→ What you need to do:
a) Name every political party mentioned in the text on the Liu Zhenya incident.
b) Continue the text on the Liu Zhenya incident from its final sentence.

→ Given passage:
= = =
= Liu Zhenya incident =

2025 controversy in Taiwan

In 2025, Taiwanese YouTuber Pa Chiung and others reported that Liu Zhenya, a mainland Chinese spouse and internet celebrity in Taiwan, promoted Chinese unification by military means on her YouTube, Douyin and other social media channels. Taiwan's National Immigration Agency determined that Liu violated the Cross-Strait Act, and revoked her dependent residence permit in Taiwan and ordered her to leave Taiwan. This marked the first time Taiwan had expelled a mainland Chinese spouse. She was also restricted from reapplying for five years, becoming the first Chinese mainland spouse to be punished. At the same time, the National Immigration Agency launched an investigation into similar incidents and also punished two other cases of violations in March. Her deportation caused a controversy in Taiwan, with the Democratic Progressive Party (DPP) and its supporters arguing Liu's speech constituted a threat to national security and sovereignty, while the Kuomintang and the Taiwan People's Party (TPP) and their supporters arguing the action undermined freedom of speech in Taiwan.

== Background ==
Liu Zhenya (刘振亚) is a mainland Chinese spouse and internet celebrity whose online name is Yaya (亚亚). She was born in Chenzhou City, Hunan. She married a Taiwanese man and has three children, and had been living in Taiwan for 10 years at the time of her deportation. She obtained the right to reside in Taiwan through her relatives, but had not yet become a citizen of Taiwan. She served as "Longtai Cultural Exchange Advisor" and "Cross-Strait Youth Exchange Ambassador" in Heilongjiang Province. She also operated video and audio channels on platforms such as YouTube and Douyin under the name "Yaya in Taiwan". In March 2025, she had 500,000 followers on Douyin. The content mostly promoted Chinese unification, "both sides of the Taiwan Strait are one family", and unification with Taiwan by military means. In one example video, she said that "Maybe when we wake up tomorrow morning, the island will already be covered with five-star red flags, and it makes me happy even just thinking about it", referencing the flag of China. She often appeared in the video with her Taiwanese daughter "Xiao Danggui", which attracted the attention of Taiwanese society.
= = =
(Entries taken from a collection)
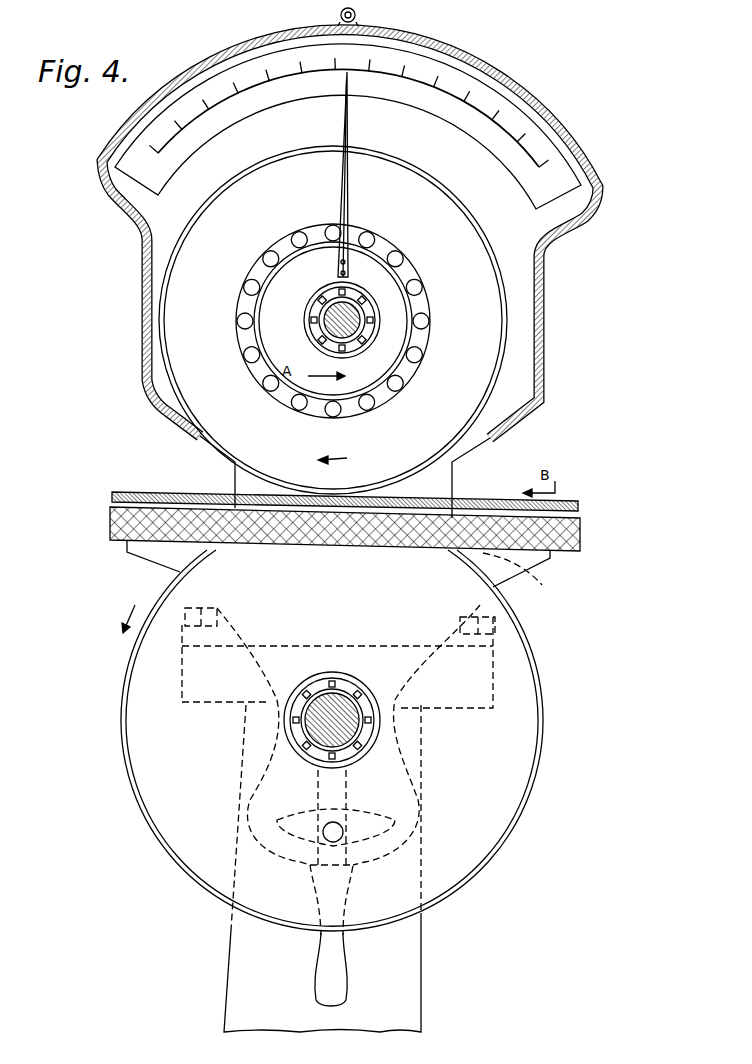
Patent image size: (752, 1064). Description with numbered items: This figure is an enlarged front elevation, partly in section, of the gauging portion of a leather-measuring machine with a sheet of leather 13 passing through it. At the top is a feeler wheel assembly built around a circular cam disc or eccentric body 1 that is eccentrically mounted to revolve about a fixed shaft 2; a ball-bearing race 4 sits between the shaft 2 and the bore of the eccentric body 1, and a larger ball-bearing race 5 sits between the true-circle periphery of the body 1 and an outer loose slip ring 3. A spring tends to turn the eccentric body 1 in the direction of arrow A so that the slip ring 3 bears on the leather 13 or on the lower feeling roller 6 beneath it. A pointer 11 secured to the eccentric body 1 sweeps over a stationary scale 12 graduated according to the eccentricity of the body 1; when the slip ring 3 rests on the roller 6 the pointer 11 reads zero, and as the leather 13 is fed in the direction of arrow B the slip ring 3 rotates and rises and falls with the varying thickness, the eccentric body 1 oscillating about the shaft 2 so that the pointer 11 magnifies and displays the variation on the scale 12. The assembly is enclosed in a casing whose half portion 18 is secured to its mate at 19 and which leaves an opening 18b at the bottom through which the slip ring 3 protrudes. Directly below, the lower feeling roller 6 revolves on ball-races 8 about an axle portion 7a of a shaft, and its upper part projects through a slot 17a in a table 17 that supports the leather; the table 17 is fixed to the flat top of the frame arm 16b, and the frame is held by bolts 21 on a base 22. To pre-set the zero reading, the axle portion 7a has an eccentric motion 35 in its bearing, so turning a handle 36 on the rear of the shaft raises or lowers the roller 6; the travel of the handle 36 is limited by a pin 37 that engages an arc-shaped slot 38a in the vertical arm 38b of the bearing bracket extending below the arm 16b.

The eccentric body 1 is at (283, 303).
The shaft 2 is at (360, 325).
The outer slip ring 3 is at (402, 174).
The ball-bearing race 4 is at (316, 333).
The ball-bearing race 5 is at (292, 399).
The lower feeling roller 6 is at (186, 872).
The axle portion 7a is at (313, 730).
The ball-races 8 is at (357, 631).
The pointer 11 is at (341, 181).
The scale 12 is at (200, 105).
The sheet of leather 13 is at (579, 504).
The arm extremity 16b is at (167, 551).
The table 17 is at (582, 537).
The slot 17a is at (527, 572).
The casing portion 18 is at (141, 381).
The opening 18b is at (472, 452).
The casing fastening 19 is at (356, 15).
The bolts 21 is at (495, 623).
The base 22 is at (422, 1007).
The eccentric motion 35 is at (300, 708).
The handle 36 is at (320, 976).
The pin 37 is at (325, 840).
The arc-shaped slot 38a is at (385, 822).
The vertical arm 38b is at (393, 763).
= = =
→ Answers by task:
a)
Democratic Progressive Party (DPP)
Kuomintang
Taiwan People's Party (TPP)

b)
== Events ==
In March 2025, due to the report by internet celebrity Pa Chiung that Liu Zhenya's public statements were potentially harmful to national security, the National Immigration Agency (NIA) notified Liu Zhenya to come to the agency to state her opinion on 4 March. On 11 March, in accordance with Article 14, Paragraph 1, Item 4 of the Regulations Governing Permits for People from the Mainland Area to Reside in Taiwan for Long-Term Residence or Settlement with Relatives, her permit for dependent residence in Taiwan was revoked, and she was not permitted to apply for dependent residence again for five years. NIA said that she "caused significant public concern and posed potential threats to national security and social stability" with her comments. On 15 March, Liu uploaded a video claiming that her stay in Taiwan had been changed from 6 months to leaving within 10 days. However, the NIA clarified that it had never agreed to allow a stay of 6 months in Taiwan.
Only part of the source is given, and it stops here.